__Written problem__. Your task is to give the number of lines in the listing that include "STATISTICS", and nothing else.

Recorded data
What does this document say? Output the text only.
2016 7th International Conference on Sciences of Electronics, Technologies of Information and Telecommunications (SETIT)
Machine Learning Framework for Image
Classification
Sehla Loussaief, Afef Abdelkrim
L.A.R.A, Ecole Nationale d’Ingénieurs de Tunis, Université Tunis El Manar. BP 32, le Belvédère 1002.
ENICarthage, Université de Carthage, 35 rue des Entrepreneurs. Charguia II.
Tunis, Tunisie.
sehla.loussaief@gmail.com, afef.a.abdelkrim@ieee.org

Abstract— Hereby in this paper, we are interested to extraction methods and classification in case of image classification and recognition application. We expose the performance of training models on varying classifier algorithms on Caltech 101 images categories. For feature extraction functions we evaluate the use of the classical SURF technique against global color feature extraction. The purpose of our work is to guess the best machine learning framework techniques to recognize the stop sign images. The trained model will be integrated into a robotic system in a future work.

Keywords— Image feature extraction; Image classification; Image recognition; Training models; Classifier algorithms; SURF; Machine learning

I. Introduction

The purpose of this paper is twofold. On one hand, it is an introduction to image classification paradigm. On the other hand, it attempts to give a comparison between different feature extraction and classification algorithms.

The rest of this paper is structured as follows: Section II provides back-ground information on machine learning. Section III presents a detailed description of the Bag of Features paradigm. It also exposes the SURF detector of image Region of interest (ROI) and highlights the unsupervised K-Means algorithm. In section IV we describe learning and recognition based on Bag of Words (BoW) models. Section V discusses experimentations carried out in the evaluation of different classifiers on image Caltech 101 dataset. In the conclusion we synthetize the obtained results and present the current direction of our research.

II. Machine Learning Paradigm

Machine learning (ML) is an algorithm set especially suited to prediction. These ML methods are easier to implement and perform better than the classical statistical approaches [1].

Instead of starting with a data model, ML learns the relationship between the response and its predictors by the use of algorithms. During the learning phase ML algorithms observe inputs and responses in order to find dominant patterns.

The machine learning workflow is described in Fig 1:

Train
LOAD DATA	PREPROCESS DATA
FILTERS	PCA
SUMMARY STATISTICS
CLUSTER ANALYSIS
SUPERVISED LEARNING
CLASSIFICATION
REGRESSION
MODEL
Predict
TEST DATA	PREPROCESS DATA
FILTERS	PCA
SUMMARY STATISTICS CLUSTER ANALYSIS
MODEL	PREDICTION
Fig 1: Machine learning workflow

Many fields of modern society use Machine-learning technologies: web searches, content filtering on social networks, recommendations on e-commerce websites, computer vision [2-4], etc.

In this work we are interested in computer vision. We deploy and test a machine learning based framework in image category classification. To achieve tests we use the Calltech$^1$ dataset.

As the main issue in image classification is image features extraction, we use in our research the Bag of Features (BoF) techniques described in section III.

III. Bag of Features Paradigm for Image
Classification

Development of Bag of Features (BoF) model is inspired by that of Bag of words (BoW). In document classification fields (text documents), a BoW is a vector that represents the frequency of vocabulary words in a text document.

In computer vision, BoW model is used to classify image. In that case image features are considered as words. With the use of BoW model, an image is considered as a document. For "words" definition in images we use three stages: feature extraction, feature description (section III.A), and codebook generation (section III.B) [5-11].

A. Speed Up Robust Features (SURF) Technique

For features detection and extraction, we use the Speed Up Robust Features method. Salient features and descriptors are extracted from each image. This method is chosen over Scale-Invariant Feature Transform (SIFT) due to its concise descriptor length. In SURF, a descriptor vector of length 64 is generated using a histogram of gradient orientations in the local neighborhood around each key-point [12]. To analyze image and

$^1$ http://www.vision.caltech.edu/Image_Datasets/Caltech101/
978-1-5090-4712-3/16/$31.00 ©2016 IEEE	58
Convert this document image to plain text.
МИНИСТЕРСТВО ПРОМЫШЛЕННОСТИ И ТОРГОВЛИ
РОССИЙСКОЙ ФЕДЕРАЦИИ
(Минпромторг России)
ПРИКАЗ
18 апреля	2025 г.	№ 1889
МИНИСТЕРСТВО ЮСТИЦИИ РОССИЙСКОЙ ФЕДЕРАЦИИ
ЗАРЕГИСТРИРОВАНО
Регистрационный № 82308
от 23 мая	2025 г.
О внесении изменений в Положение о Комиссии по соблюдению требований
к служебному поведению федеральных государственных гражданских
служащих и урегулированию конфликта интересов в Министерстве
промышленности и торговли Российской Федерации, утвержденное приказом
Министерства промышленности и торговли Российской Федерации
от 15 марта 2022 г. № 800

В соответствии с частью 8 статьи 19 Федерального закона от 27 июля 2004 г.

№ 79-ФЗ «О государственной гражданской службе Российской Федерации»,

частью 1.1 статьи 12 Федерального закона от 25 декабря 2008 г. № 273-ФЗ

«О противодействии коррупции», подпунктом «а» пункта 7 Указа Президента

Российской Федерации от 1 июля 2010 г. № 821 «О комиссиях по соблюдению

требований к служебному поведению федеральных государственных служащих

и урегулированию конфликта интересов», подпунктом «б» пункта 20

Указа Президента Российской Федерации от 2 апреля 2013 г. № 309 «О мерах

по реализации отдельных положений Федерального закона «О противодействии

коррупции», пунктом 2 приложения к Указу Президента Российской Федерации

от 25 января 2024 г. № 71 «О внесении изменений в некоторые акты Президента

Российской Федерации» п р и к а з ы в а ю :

---

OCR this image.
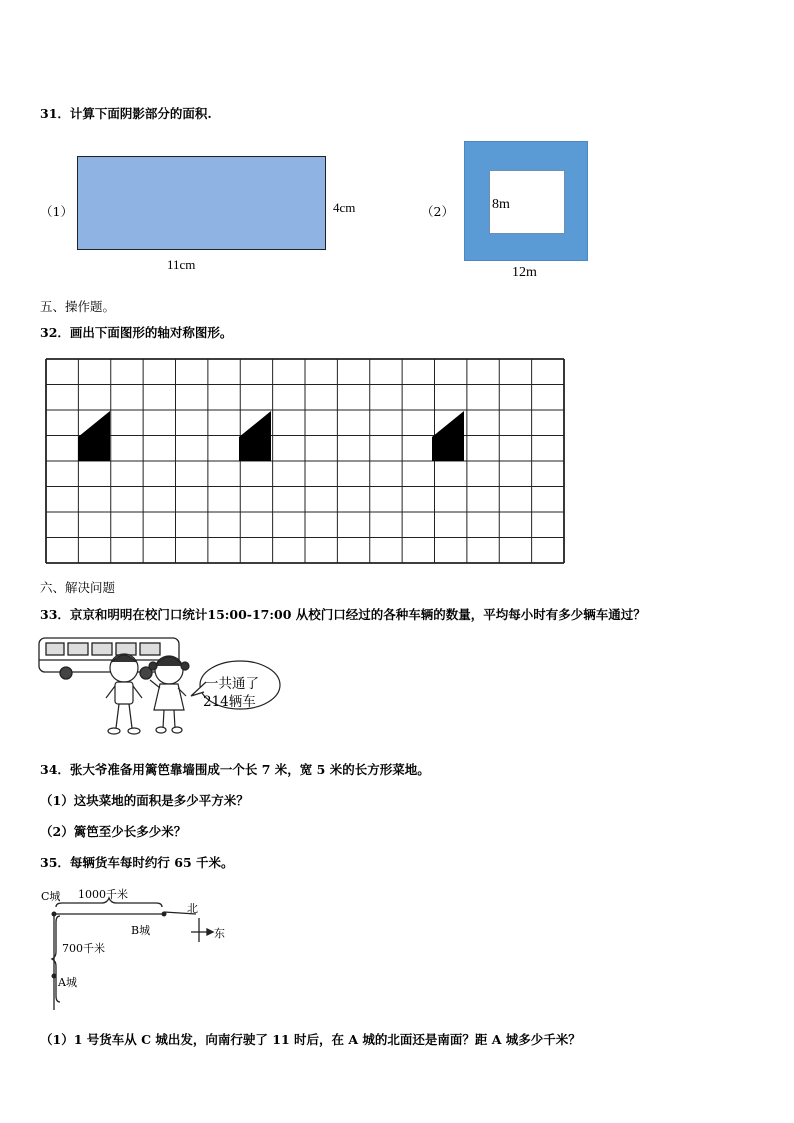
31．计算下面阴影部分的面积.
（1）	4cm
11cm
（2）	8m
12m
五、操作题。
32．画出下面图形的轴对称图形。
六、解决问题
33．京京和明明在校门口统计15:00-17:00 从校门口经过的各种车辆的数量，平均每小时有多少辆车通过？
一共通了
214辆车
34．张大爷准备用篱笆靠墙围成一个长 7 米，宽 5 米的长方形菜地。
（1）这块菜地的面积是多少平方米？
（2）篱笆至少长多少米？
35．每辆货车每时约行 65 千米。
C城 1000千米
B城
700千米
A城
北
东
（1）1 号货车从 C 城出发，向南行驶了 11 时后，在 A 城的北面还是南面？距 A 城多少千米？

__Complete response__. 2